Records from a dataset:
====
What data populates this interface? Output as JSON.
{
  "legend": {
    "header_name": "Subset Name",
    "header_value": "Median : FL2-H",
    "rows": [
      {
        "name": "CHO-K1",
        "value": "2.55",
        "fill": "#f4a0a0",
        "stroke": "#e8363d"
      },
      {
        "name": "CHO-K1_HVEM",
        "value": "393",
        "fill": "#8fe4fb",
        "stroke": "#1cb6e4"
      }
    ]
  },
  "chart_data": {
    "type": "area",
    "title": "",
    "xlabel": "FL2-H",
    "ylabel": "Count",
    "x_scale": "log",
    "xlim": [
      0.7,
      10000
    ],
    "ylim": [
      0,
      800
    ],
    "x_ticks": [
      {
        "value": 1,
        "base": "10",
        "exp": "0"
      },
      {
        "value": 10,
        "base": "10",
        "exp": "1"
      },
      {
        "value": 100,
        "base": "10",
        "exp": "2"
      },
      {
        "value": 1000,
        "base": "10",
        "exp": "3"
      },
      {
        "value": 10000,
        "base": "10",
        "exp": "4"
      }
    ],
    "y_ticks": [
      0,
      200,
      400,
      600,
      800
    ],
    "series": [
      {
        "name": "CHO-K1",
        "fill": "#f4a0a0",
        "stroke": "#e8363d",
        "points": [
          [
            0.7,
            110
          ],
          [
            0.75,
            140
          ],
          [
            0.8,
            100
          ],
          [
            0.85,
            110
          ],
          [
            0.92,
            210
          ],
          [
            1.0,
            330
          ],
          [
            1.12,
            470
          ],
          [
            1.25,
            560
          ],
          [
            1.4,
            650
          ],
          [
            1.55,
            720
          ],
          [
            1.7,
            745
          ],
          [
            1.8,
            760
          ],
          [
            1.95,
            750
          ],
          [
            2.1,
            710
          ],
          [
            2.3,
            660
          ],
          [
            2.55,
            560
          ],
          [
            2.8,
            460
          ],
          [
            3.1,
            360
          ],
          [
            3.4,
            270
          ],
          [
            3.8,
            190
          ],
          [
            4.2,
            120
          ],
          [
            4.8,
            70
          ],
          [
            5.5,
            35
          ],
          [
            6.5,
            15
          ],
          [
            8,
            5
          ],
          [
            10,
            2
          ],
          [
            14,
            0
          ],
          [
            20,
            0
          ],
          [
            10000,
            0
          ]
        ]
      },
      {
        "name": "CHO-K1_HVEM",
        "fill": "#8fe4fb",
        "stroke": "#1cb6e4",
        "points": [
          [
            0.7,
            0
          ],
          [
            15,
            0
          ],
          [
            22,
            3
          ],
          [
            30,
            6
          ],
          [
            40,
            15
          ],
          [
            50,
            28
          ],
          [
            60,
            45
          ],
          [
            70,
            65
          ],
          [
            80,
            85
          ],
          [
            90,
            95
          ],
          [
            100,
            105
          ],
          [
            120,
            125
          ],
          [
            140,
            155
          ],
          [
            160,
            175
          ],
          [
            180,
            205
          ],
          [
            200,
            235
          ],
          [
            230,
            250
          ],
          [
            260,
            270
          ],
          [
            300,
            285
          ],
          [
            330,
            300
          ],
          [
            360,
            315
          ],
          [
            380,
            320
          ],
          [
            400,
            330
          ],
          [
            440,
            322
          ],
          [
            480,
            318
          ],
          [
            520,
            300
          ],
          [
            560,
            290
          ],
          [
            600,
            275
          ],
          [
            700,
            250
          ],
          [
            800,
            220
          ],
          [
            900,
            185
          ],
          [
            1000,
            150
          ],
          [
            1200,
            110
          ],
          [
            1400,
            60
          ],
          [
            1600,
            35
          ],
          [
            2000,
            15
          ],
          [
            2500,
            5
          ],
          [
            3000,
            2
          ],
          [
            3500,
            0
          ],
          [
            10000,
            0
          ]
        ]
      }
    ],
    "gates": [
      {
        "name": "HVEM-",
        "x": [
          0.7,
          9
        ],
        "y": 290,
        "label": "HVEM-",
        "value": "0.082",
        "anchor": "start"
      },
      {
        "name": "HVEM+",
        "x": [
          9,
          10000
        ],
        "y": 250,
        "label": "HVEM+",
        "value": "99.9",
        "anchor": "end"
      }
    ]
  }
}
====
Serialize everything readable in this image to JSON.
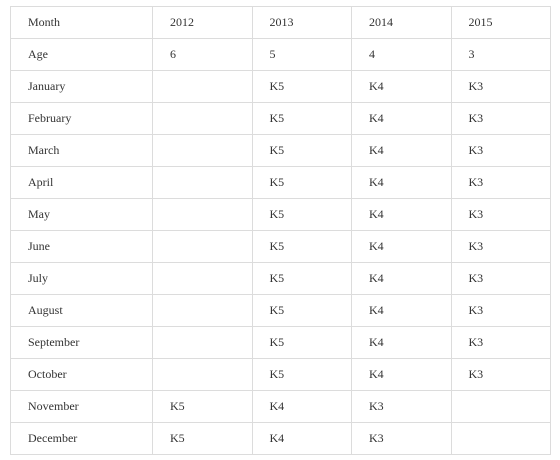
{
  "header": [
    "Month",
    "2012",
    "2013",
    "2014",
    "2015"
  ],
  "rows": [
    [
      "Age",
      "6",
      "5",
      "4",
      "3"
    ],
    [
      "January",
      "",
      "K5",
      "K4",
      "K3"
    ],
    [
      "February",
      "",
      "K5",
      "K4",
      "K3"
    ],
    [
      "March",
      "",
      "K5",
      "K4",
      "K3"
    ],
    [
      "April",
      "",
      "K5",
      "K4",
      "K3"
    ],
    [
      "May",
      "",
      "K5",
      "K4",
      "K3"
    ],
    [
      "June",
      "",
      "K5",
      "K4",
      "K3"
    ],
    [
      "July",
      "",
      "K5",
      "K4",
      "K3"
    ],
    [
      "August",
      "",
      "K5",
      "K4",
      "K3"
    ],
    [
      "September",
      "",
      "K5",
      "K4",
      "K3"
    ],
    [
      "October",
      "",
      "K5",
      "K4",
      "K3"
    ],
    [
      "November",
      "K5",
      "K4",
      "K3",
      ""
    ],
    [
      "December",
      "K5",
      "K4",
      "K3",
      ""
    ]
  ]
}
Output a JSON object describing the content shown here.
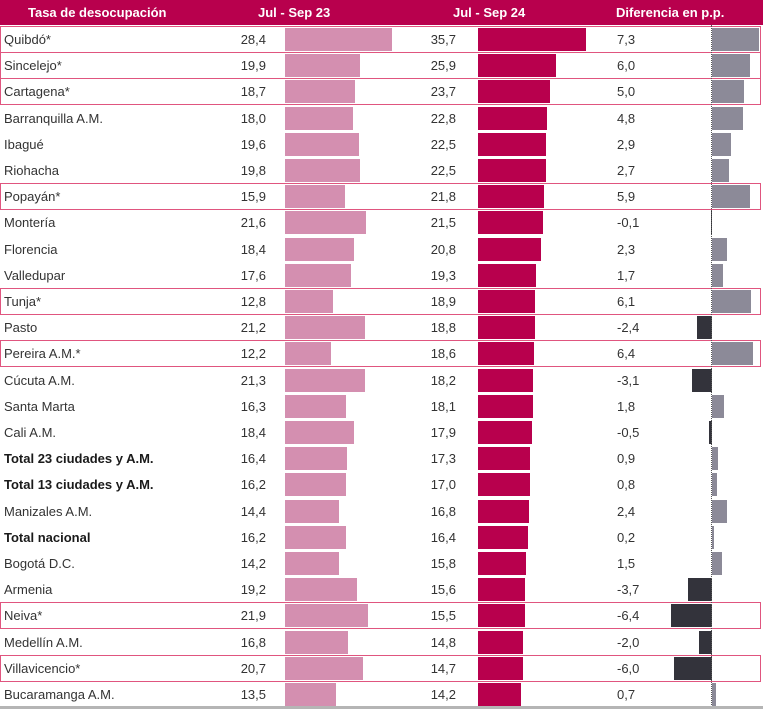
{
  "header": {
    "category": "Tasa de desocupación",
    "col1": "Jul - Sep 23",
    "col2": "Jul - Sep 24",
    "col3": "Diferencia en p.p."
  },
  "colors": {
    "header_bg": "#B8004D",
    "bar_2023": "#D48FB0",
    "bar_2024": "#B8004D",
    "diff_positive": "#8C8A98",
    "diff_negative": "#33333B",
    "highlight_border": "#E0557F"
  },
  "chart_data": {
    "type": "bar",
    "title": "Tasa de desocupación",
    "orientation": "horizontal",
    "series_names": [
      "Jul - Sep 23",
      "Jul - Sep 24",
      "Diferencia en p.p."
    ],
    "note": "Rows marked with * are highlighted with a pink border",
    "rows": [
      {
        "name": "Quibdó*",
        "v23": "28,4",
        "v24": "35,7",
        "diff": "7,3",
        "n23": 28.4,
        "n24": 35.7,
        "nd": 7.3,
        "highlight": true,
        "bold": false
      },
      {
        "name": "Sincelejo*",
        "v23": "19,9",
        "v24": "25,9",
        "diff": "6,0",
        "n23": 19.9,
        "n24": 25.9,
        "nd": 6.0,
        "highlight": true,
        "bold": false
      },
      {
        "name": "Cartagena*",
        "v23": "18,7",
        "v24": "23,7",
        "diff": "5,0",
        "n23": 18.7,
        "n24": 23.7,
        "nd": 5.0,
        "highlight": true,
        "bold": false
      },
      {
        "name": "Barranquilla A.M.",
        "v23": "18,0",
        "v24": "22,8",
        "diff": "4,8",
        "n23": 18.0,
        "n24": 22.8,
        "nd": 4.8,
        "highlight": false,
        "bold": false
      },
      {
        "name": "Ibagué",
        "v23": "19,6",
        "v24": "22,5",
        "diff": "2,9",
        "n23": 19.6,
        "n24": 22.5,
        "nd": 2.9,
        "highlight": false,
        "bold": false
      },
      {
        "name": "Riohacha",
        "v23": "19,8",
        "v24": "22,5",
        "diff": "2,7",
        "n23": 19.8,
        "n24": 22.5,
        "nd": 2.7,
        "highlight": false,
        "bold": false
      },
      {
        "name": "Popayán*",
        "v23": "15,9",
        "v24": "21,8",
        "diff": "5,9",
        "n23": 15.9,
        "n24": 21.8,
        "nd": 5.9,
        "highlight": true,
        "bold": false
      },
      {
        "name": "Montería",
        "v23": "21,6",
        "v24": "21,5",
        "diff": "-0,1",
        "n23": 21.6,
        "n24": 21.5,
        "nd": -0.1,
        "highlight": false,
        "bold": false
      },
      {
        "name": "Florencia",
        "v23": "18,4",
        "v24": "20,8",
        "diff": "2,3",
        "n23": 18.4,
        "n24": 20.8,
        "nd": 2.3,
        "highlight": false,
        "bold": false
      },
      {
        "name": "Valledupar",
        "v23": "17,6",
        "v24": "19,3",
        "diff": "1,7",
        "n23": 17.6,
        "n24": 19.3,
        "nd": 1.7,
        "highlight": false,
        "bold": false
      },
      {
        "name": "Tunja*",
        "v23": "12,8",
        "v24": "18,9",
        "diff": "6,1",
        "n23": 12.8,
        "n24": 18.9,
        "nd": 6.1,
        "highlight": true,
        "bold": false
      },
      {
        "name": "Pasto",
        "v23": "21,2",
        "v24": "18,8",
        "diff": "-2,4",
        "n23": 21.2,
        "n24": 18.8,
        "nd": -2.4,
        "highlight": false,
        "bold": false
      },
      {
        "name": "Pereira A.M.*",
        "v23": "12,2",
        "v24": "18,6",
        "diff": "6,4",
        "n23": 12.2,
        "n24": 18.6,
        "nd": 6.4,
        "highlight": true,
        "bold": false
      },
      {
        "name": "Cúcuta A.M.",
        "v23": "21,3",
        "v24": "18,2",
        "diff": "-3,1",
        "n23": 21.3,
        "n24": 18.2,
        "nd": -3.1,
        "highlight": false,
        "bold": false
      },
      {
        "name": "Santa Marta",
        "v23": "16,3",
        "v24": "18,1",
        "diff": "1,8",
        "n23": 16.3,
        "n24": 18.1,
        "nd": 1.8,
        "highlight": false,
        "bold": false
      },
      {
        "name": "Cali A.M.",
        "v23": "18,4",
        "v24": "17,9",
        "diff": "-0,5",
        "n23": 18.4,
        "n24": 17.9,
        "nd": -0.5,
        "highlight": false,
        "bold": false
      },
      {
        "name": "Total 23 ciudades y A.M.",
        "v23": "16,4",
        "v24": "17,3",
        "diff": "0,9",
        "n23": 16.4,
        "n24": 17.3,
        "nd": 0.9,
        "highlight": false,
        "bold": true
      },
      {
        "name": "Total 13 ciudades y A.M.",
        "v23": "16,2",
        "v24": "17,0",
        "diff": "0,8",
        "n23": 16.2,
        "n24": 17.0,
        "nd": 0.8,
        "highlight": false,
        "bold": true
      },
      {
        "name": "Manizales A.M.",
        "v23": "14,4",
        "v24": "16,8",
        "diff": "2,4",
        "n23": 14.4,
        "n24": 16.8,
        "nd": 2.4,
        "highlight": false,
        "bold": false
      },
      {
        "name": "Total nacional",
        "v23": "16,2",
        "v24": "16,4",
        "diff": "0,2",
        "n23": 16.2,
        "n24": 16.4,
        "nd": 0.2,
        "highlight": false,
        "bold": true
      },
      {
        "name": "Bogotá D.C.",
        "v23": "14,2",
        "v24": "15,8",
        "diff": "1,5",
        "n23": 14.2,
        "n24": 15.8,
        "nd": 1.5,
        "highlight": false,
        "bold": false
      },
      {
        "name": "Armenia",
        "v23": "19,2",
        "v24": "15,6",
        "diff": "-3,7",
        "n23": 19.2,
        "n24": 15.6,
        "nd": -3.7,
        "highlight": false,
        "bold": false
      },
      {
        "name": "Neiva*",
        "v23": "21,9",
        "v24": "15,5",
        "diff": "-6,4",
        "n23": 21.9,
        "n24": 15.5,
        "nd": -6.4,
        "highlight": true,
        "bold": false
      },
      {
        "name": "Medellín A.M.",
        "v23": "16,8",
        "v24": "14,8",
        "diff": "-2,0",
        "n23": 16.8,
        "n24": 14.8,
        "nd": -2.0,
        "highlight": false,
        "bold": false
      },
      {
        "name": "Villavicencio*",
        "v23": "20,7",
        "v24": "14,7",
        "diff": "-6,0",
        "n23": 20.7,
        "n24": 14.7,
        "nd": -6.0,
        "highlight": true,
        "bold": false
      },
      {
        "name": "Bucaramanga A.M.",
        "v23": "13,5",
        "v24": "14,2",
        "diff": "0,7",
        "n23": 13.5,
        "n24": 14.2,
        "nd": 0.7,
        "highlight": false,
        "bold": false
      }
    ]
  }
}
====
What you have to do –
Extract, from the listing above, every line where the string "Diferencia" occurs.

Full solution –
    "col3": "Diferencia en p.p."
      "Diferencia en p.p."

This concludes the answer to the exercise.